# Exercise:
Rewrite the records from the line that has "image-button[interactable]: Image (226, 80, 290, 105)" through the line that has "show-profile-audio-label: Show Profile", putting "Exit/Save" wherever "Quit/Save" appears and leaving everything else the same.

─── Record set ───

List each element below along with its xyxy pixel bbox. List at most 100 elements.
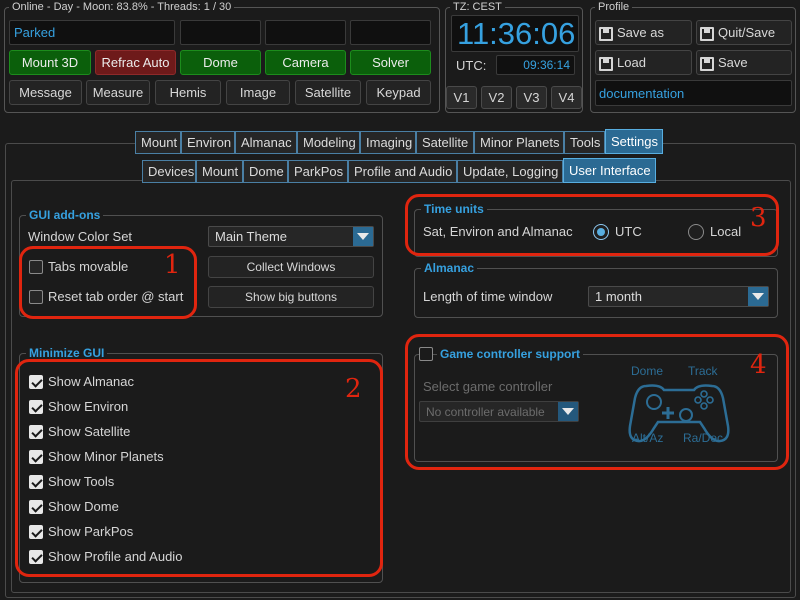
image-button[interactable]: Image (226, 80, 290, 105)
show-parkpos-checkbox[interactable] (29, 525, 43, 539)
tabs-movable-checkbox[interactable] (29, 260, 43, 274)
subtab-dome[interactable]: Dome (243, 160, 288, 183)
show-satellite-checkbox[interactable] (29, 425, 43, 439)
show-parkpos-label: Show ParkPos (48, 524, 134, 539)
annotation-number-3: 3 (750, 203, 767, 233)
quit-save-label: Quit/Save (718, 25, 776, 40)
tab-settings[interactable]: Settings (605, 129, 663, 154)
game-controller-title: Game controller support (437, 347, 584, 361)
refrac-auto-button[interactable]: Refrac Auto (95, 50, 176, 75)
profile-name: documentation (599, 86, 685, 101)
quit-save-button[interactable]: Quit/Save (696, 20, 792, 45)
subtab-user-interface[interactable]: User Interface (563, 158, 656, 183)
annotation-number-4: 4 (750, 350, 767, 380)
save-button[interactable]: Save (696, 50, 792, 75)
show-profile-audio-label: Show Profile and Audio (48, 549, 183, 564)
profile-name-field[interactable]: documentation (595, 80, 792, 106)
status-field: Parked (9, 20, 175, 45)
time-units-title: Time units (421, 202, 487, 216)
show-almanac-checkbox[interactable] (29, 375, 43, 389)
chevron-down-icon (558, 402, 578, 421)
show-environ-label: Show Environ (48, 399, 129, 414)
utc-time: 09:36:14 (523, 58, 570, 72)
show-tools-label: Show Tools (48, 474, 115, 489)
controller-select[interactable]: No controller available (419, 401, 579, 422)
local-radio[interactable] (688, 224, 704, 240)
subtab-devices[interactable]: Devices (142, 160, 196, 183)
save-as-button[interactable]: Save as (595, 20, 692, 45)
chevron-down-icon (353, 227, 373, 246)
window-color-select[interactable]: Main Theme (208, 226, 374, 247)
load-button[interactable]: Load (595, 50, 692, 75)
status-slot-3 (265, 20, 346, 45)
status-state: Parked (14, 25, 56, 40)
status-slot-4 (350, 20, 431, 45)
show-big-buttons-button[interactable]: Show big buttons (208, 286, 374, 308)
annotation-number-1: 1 (164, 250, 181, 280)
utc-time-display: 09:36:14 (496, 55, 575, 75)
tab-almanac[interactable]: Almanac (235, 131, 297, 154)
version-2-button[interactable]: V2 (481, 86, 512, 109)
almanac-title: Almanac (421, 261, 478, 275)
time-window-select[interactable]: 1 month (588, 286, 769, 307)
reset-tab-order-checkbox[interactable] (29, 290, 43, 304)
satellite-button[interactable]: Satellite (295, 80, 361, 105)
controller-select-value: No controller available (426, 405, 545, 419)
time-window-value: 1 month (595, 289, 642, 304)
time-window-label: Length of time window (423, 289, 553, 304)
tabs-movable-label: Tabs movable (48, 259, 129, 274)
hemis-button[interactable]: Hemis (155, 80, 221, 105)
tab-imaging[interactable]: Imaging (360, 131, 416, 154)
floppy-disk-icon (700, 56, 714, 71)
minimize-gui-title: Minimize GUI (26, 346, 108, 360)
mount-3d-button[interactable]: Mount 3D (9, 50, 91, 75)
show-minor-planets-label: Show Minor Planets (48, 449, 164, 464)
subtab-parkpos[interactable]: ParkPos (288, 160, 348, 183)
tab-tools[interactable]: Tools (564, 131, 605, 154)
reset-tab-order-label: Reset tab order @ start (48, 289, 184, 304)
save-as-label: Save as (617, 25, 664, 40)
utc-radio[interactable] (593, 224, 609, 240)
tab-mount[interactable]: Mount (135, 131, 181, 154)
camera-button[interactable]: Camera (265, 50, 346, 75)
show-tools-checkbox[interactable] (29, 475, 43, 489)
load-label: Load (617, 55, 646, 70)
keypad-button[interactable]: Keypad (366, 80, 431, 105)
measure-button[interactable]: Measure (86, 80, 150, 105)
subtab-profile-audio[interactable]: Profile and Audio (348, 160, 457, 183)
window-color-value: Main Theme (215, 229, 288, 244)
tab-minor-planets[interactable]: Minor Planets (474, 131, 564, 154)
tab-satellite[interactable]: Satellite (416, 131, 474, 154)
status-header: Online - Day - Moon: 83.8% - Threads: 1 … (9, 1, 235, 13)
collect-windows-button[interactable]: Collect Windows (208, 256, 374, 278)
gamepad-icon (628, 384, 730, 443)
show-profile-audio-checkbox[interactable] (29, 550, 43, 564)
save-label: Save (718, 55, 748, 70)
version-4-button[interactable]: V4 (551, 86, 582, 109)
floppy-disk-icon (599, 26, 613, 41)
show-minor-planets-checkbox[interactable] (29, 450, 43, 464)
tab-modeling[interactable]: Modeling (297, 131, 360, 154)
message-button[interactable]: Message (9, 80, 82, 105)
select-controller-label: Select game controller (423, 379, 553, 394)
subtab-update-logging[interactable]: Update, Logging (457, 160, 563, 183)
version-3-button[interactable]: V3 (516, 86, 547, 109)
solver-button[interactable]: Solver (350, 50, 431, 75)
version-1-button[interactable]: V1 (446, 86, 477, 109)
dome-button[interactable]: Dome (180, 50, 261, 75)
local-radio-label: Local (710, 224, 742, 239)
local-time-display: 11:36:06 (451, 15, 579, 52)
show-dome-checkbox[interactable] (29, 500, 43, 514)
gui-addons-title: GUI add-ons (26, 208, 104, 222)
show-satellite-label: Show Satellite (48, 424, 131, 439)
subtab-mount[interactable]: Mount (196, 160, 243, 183)
chevron-down-icon (748, 287, 768, 306)
tab-environ[interactable]: Environ (181, 131, 235, 154)
show-environ-checkbox[interactable] (29, 400, 43, 414)
time-units-label: Sat, Environ and Almanac (423, 224, 573, 239)
track-mapping-label: Track (688, 364, 718, 378)
game-controller-checkbox[interactable] (419, 347, 433, 361)
status-slot-2 (180, 20, 261, 45)
floppy-disk-icon (599, 56, 613, 71)
annotation-number-2: 2 (345, 374, 362, 404)
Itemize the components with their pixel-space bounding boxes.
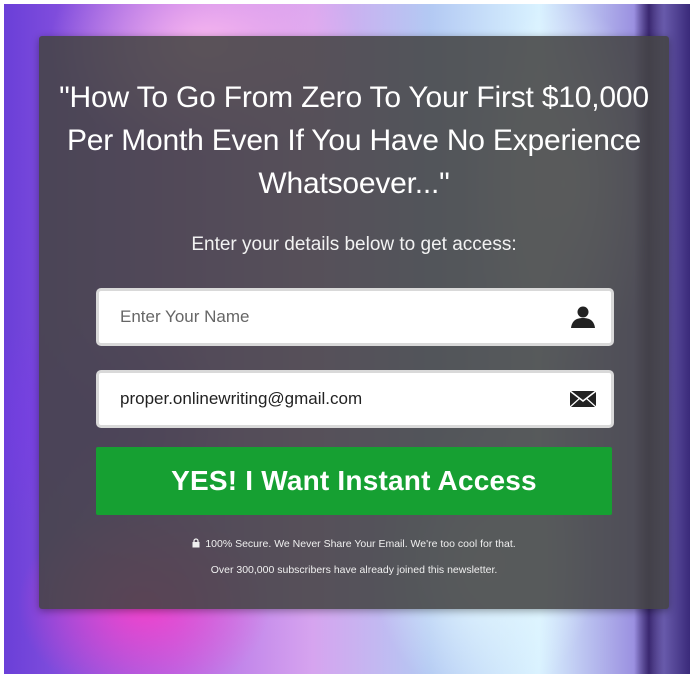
submit-button[interactable]: YES! I Want Instant Access bbox=[96, 447, 612, 515]
headline: "How To Go From Zero To Your First $10,0… bbox=[59, 81, 649, 200]
name-field bbox=[96, 288, 614, 346]
email-input[interactable] bbox=[99, 373, 570, 425]
envelope-icon bbox=[569, 387, 597, 411]
name-input[interactable] bbox=[99, 291, 570, 343]
lock-icon bbox=[192, 538, 200, 551]
user-icon bbox=[569, 305, 597, 329]
privacy-text: 100% Secure. We Never Share Your Email. … bbox=[205, 538, 516, 550]
privacy-note: 100% Secure. We Never Share Your Email. … bbox=[39, 538, 669, 551]
subscribers-note: Over 300,000 subscribers have already jo… bbox=[210, 564, 498, 576]
optin-panel: "How To Go From Zero To Your First $10,0… bbox=[39, 36, 669, 609]
subheadline: Enter your details below to get access: bbox=[191, 234, 517, 255]
email-field bbox=[96, 370, 614, 428]
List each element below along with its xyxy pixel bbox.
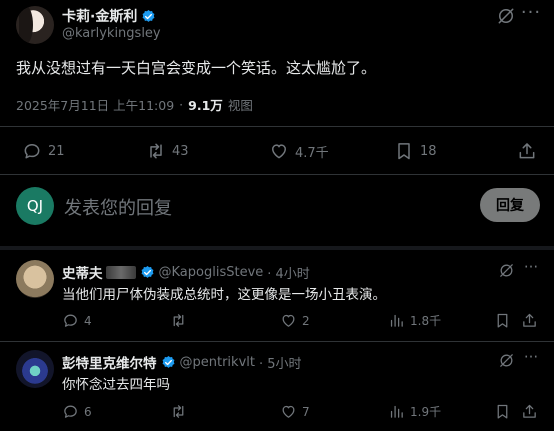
section-separator — [0, 246, 554, 250]
reply-header: 史蒂夫 @KapoglisSteve · 4小时 — [62, 262, 310, 283]
reply-repost-button[interactable] — [170, 403, 187, 420]
views-chart-icon — [390, 314, 403, 327]
reply-views-button[interactable]: 1.8千 — [388, 312, 441, 329]
reply-text: 你怀念过去四年吗 — [62, 377, 170, 393]
bookmark-button[interactable]: 18 — [394, 141, 437, 161]
verified-badge-icon — [141, 265, 153, 278]
reply-text: 当他们用尸体伪装成总统时，这更像是一场小丑表演。 — [62, 287, 386, 303]
like-count: 2 — [302, 313, 310, 328]
divider — [0, 174, 554, 175]
post-meta-row: 2025年7月11日 上午11:09 · 9.1万 视图 — [16, 95, 253, 114]
reply-count: 6 — [84, 404, 92, 419]
like-count: 4.7千 — [295, 145, 329, 161]
reply-like-button[interactable]: 7 — [280, 403, 310, 420]
reply-header: 彭特里克维尔特 @pentrikvlt · 5小时 — [62, 352, 302, 373]
reply-time[interactable]: · 4小时 — [267, 263, 310, 282]
reply-avatar[interactable] — [16, 350, 54, 388]
reply-author-name[interactable]: 史蒂夫 — [62, 262, 103, 282]
repost-button[interactable]: 43 — [146, 141, 189, 161]
post-text: 我从没想过有一天白宫会变成一个笑话。这太尴尬了。 — [16, 59, 377, 77]
repost-icon — [173, 314, 184, 327]
heart-icon — [282, 405, 295, 418]
more-options-icon[interactable]: ··· — [521, 350, 541, 368]
grok-icon[interactable] — [498, 262, 515, 279]
share-icon[interactable] — [521, 403, 538, 420]
heart-icon — [272, 144, 286, 159]
bookmark-icon — [398, 143, 410, 160]
like-count: 7 — [302, 404, 310, 419]
bookmark-count: 18 — [420, 143, 437, 159]
heart-icon — [282, 314, 295, 327]
views-label: 视图 — [227, 98, 253, 113]
author-handle[interactable]: @karlykingsley — [62, 26, 161, 41]
like-button[interactable]: 4.7千 — [269, 141, 329, 161]
more-options-icon[interactable]: ··· — [520, 4, 542, 26]
reply-count: 21 — [48, 143, 65, 159]
author-avatar[interactable] — [16, 6, 54, 44]
compose-avatar[interactable]: QJ — [16, 187, 54, 225]
reply-button[interactable]: 21 — [22, 141, 65, 161]
divider — [0, 126, 554, 127]
meta-separator: · — [179, 97, 184, 112]
reply-icon — [64, 314, 77, 327]
share-icon[interactable] — [517, 141, 537, 161]
repost-icon — [150, 143, 162, 159]
author-name[interactable]: 卡莉·金斯利 — [62, 6, 137, 26]
verified-badge-icon — [142, 9, 155, 22]
views-chart-icon — [390, 405, 403, 418]
views-count: 1.8千 — [410, 314, 442, 328]
reply-time[interactable]: · 5小时 — [259, 353, 302, 372]
verified-badge-icon — [162, 355, 174, 368]
views-count: 9.1万 — [188, 98, 223, 113]
reply-icon — [64, 405, 77, 418]
repost-icon — [173, 405, 184, 418]
author-name-row: 卡莉·金斯利 — [62, 6, 156, 26]
share-icon[interactable] — [521, 312, 538, 329]
bookmark-icon[interactable] — [494, 312, 511, 329]
repost-count: 43 — [172, 143, 189, 159]
reply-author-handle[interactable]: @KapoglisSteve — [159, 265, 264, 280]
reply-icon — [24, 144, 40, 159]
reply-like-button[interactable]: 2 — [280, 312, 310, 329]
reply-author-handle[interactable]: @pentrikvlt — [180, 355, 255, 370]
compose-reply-input[interactable]: 发表您的回复 — [64, 194, 172, 220]
compose-reply-button[interactable]: 回复 — [480, 188, 540, 222]
reply-views-button[interactable]: 1.9千 — [388, 403, 441, 420]
post-timestamp[interactable]: 2025年7月11日 上午11:09 — [16, 95, 174, 114]
reply-reply-button[interactable]: 6 — [62, 403, 92, 420]
reply-count: 4 — [84, 313, 92, 328]
redacted-name — [105, 265, 136, 279]
reply-repost-button[interactable] — [170, 312, 187, 329]
views-count: 1.9千 — [410, 405, 442, 419]
reply-avatar[interactable] — [16, 260, 54, 298]
more-options-icon[interactable]: ··· — [521, 260, 541, 278]
bookmark-icon[interactable] — [494, 403, 511, 420]
divider — [0, 341, 554, 342]
grok-icon[interactable] — [498, 352, 515, 369]
reply-reply-button[interactable]: 4 — [62, 312, 92, 329]
compose-avatar-initials: QJ — [26, 197, 44, 215]
grok-icon[interactable] — [496, 6, 516, 26]
reply-author-name[interactable]: 彭特里克维尔特 — [62, 352, 157, 372]
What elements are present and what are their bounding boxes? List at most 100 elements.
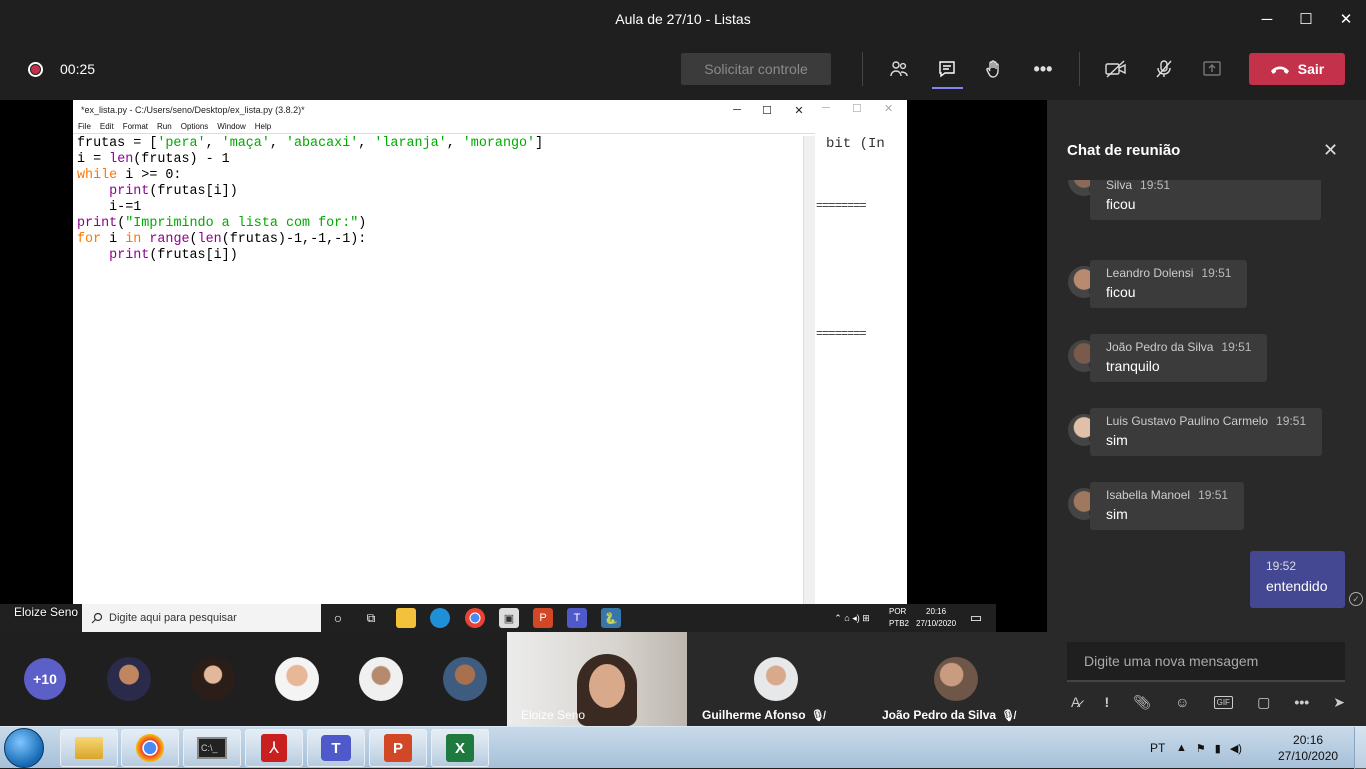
code-line: print(frutas[i]) (109, 184, 238, 199)
editor-menu-file[interactable]: File (78, 122, 91, 131)
avatar[interactable] (275, 657, 319, 701)
camera-off-icon[interactable] (1102, 55, 1130, 83)
message-meta: Leandro Dolensi 19:51 (1106, 266, 1231, 280)
message-time: 19:52 (1266, 559, 1297, 573)
presenter-taskbar: Digite aqui para pesquisar ○ ⧉ ▣ P T 🐍 ⌃… (0, 604, 996, 632)
chrome-taskbar-button[interactable] (121, 729, 179, 767)
tray-icons: ▲ ⚑ ▮ ◀) (1176, 727, 1242, 769)
message-author: Leandro Dolensi (1106, 266, 1194, 280)
format-icon[interactable]: A̷ (1071, 694, 1080, 710)
editor-menu-format[interactable]: Format (123, 122, 148, 131)
mic-muted-icon: 🎙︎̸ (1001, 709, 1016, 722)
attach-icon[interactable]: 📎︎ (1133, 694, 1151, 711)
gif-icon[interactable]: GIF (1213, 695, 1233, 709)
terminal-taskbar-button[interactable]: C:\_ (183, 729, 241, 767)
compose-toolbar: A̷ ! 📎︎ ☺ GIF ▢ ••• ➤ (1071, 692, 1345, 712)
chrome-icon (465, 608, 485, 628)
mic-off-icon[interactable] (1150, 55, 1178, 83)
excel-taskbar-button[interactable]: X (431, 729, 489, 767)
editor-scrollbar[interactable] (803, 136, 815, 604)
network-icon[interactable]: ▮ (1215, 742, 1221, 755)
avatar[interactable] (359, 657, 403, 701)
close-icon[interactable]: ✕ (1323, 140, 1338, 161)
more-icon[interactable]: ••• (1294, 694, 1309, 710)
important-icon[interactable]: ! (1104, 694, 1109, 710)
code-line: frutas = ['pera', 'maça', 'abacaxi', 'la… (77, 136, 544, 151)
tray-language[interactable]: PT (1150, 727, 1165, 769)
message-time: 19:51 (1201, 266, 1232, 280)
tile-joao-pedro[interactable]: João Pedro da Silva 🎙︎̸ (867, 632, 1047, 726)
editor-close-button[interactable]: ✕ (783, 100, 815, 120)
leave-label: Sair (1297, 61, 1325, 77)
chat-active-indicator (932, 87, 963, 89)
video-tile-eloize[interactable]: Eloize Seno (507, 632, 687, 726)
show-hidden-icon[interactable]: ▲ (1176, 742, 1187, 754)
message-meta: Luis Gustavo Paulino Carmelo 19:51 (1106, 414, 1306, 428)
edge-icon (430, 608, 450, 628)
window-titlebar: Aula de 27/10 - Listas ─ ☐ ✕ (0, 0, 1366, 38)
own-message: 19:52 entendido (1250, 551, 1345, 608)
editor-maximize-button[interactable]: ☐ (751, 100, 783, 120)
message-compose-box[interactable]: Digite uma nova mensagem (1067, 642, 1345, 682)
message-meta: Isabella Manoel 19:51 (1106, 488, 1228, 502)
raise-hand-icon[interactable] (980, 55, 1008, 83)
send-icon[interactable]: ➤ (1333, 694, 1345, 711)
idle-editor-window: *ex_lista.py - C:/Users/seno/Desktop/ex_… (73, 100, 815, 604)
presenter-clock: 20:16 27/10/2020 (916, 607, 957, 628)
code-line: for i in range(len(frutas)-1,-1,-1): (77, 232, 367, 247)
presenter-search-box: Digite aqui para pesquisar (82, 604, 321, 632)
tile-guilherme[interactable]: Guilherme Afonso 🎙︎̸ (687, 632, 867, 726)
maximize-button[interactable]: ☐ (1286, 0, 1326, 38)
code-area[interactable]: frutas = ['pera', 'maça', 'abacaxi', 'la… (77, 136, 543, 264)
tile-name: Eloize Seno (521, 708, 586, 722)
leave-button[interactable]: Sair (1249, 53, 1345, 85)
explorer-taskbar-button[interactable] (60, 729, 118, 767)
editor-menu-window[interactable]: Window (217, 122, 245, 131)
minimize-button[interactable]: ─ (1247, 0, 1287, 38)
message-author: Carlos Eduardo Nunes da Silva (1106, 180, 1133, 192)
avatar[interactable] (107, 657, 151, 701)
more-participants-button[interactable]: +10 (24, 658, 66, 700)
show-desktop-button[interactable] (1354, 727, 1366, 769)
recording-icon (28, 62, 43, 77)
message-time: 19:51 (1198, 488, 1229, 502)
message-meta: João Pedro da Silva 19:51 (1106, 340, 1251, 354)
message-time: 19:51 (1276, 414, 1307, 428)
editor-menu-edit[interactable]: Edit (100, 122, 114, 131)
participant-face (589, 664, 625, 708)
start-button[interactable] (4, 728, 44, 768)
editor-minimize-button[interactable]: ─ (721, 100, 753, 120)
search-placeholder: Digite aqui para pesquisar (109, 612, 237, 624)
window-title: Aula de 27/10 - Listas (615, 11, 751, 27)
message-text: tranquilo (1106, 358, 1160, 374)
volume-icon[interactable]: ◀) (1230, 742, 1242, 755)
teams-icon: T (567, 608, 587, 628)
meeting-chat-panel: Chat de reunião ✕ Carlos Eduardo Nunes d… (1047, 100, 1366, 726)
chat-icon[interactable] (933, 55, 961, 83)
avatar (934, 657, 978, 701)
sticker-icon[interactable]: ▢ (1257, 694, 1270, 711)
flag-icon[interactable]: ⚑ (1196, 742, 1206, 755)
code-line: i-=1 (77, 200, 142, 215)
powerpoint-icon: P (533, 608, 553, 628)
participants-icon[interactable] (885, 55, 913, 83)
share-tray-icon[interactable] (1198, 55, 1226, 83)
close-window-button[interactable]: ✕ (1326, 0, 1366, 38)
editor-menu-options[interactable]: Options (181, 122, 209, 131)
meeting-timer: 00:25 (60, 61, 96, 77)
editor-menu-help[interactable]: Help (255, 122, 271, 131)
teams-taskbar-button[interactable]: T (307, 729, 365, 767)
seen-icon: ✓ (1349, 592, 1363, 606)
emoji-icon[interactable]: ☺ (1175, 694, 1189, 710)
acrobat-taskbar-button[interactable]: ⅄ (245, 729, 303, 767)
system-clock[interactable]: 20:16 27/10/2020 (1278, 732, 1338, 764)
powerpoint-taskbar-button[interactable]: P (369, 729, 427, 767)
request-control-button[interactable]: Solicitar controle (681, 53, 831, 85)
shell-rule: ======== (816, 199, 867, 213)
more-options-icon[interactable]: ••• (1029, 55, 1057, 83)
message-text: ficou (1106, 284, 1136, 300)
store-icon: ▣ (499, 608, 519, 628)
editor-menu-run[interactable]: Run (157, 122, 172, 131)
avatar[interactable] (191, 657, 235, 701)
avatar[interactable] (443, 657, 487, 701)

───

# The answer:
image-button[interactable]: Image (226, 80, 290, 105)
show-parkpos-checkbox[interactable] (29, 525, 43, 539)
tabs-movable-checkbox[interactable] (29, 260, 43, 274)
subtab-dome[interactable]: Dome (243, 160, 288, 183)
show-satellite-checkbox[interactable] (29, 425, 43, 439)
show-parkpos-label: Show ParkPos (48, 524, 134, 539)
annotation-number-3: 3 (750, 203, 767, 233)
quit-save-label: Exit/Save (718, 25, 776, 40)
tab-settings[interactable]: Settings (605, 129, 663, 154)
game-controller-title: Game controller support (437, 347, 584, 361)
refrac-auto-button[interactable]: Refrac Auto (95, 50, 176, 75)
profile-name: documentation (599, 86, 685, 101)
quit-save-button[interactable]: Exit/Save (696, 20, 792, 45)
subtab-user-interface[interactable]: User Interface (563, 158, 656, 183)
annotation-number-4: 4 (750, 350, 767, 380)
save-button[interactable]: Save (696, 50, 792, 75)
show-profile-audio-label: Show Profile and Audio (48, 549, 183, 564)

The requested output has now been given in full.